#### Exercise description
Copy all of the material word for word, except for the pictures.

= = =

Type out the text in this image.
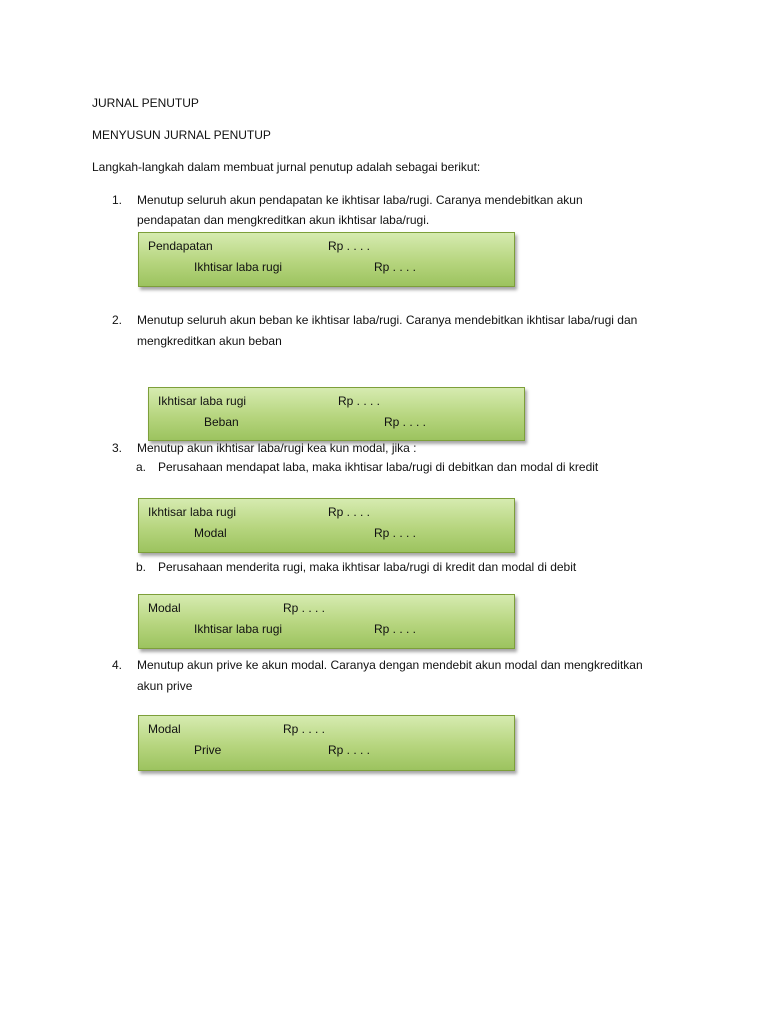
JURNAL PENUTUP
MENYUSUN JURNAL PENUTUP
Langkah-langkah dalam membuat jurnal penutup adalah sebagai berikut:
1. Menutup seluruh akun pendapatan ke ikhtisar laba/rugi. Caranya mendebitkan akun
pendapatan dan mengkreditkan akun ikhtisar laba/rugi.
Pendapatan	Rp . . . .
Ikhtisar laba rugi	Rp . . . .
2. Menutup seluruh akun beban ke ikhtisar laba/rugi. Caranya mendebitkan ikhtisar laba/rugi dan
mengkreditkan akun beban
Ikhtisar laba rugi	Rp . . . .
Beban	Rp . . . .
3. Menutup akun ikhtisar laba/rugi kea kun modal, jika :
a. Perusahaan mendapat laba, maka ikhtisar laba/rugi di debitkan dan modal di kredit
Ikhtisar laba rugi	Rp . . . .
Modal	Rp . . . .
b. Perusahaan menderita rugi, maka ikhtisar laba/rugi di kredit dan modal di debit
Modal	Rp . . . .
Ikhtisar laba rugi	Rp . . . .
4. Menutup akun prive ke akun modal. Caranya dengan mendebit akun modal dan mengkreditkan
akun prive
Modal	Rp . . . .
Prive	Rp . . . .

= = =

#### Response to this exercise
Type out the text in this image.
JURNAL PENUTUP
MENYUSUN JURNAL PENUTUP
Langkah-langkah dalam membuat jurnal penutup adalah sebagai berikut:
1. Menutup seluruh akun pendapatan ke ikhtisar laba/rugi. Caranya mendebitkan akun
pendapatan dan mengkreditkan akun ikhtisar laba/rugi.
Pendapatan	Rp . . . .
Ikhtisar laba rugi	Rp . . . .
2. Menutup seluruh akun beban ke ikhtisar laba/rugi. Caranya mendebitkan ikhtisar laba/rugi dan
mengkreditkan akun beban
Ikhtisar laba rugi	Rp . . . .
Beban	Rp . . . .
3. Menutup akun ikhtisar laba/rugi kea kun modal, jika :
a. Perusahaan mendapat laba, maka ikhtisar laba/rugi di debitkan dan modal di kredit
Ikhtisar laba rugi	Rp . . . .
Modal	Rp . . . .
b. Perusahaan menderita rugi, maka ikhtisar laba/rugi di kredit dan modal di debit
Modal	Rp . . . .
Ikhtisar laba rugi	Rp . . . .
4. Menutup akun prive ke akun modal. Caranya dengan mendebit akun modal dan mengkreditkan
akun prive
Modal	Rp . . . .
Prive	Rp . . . .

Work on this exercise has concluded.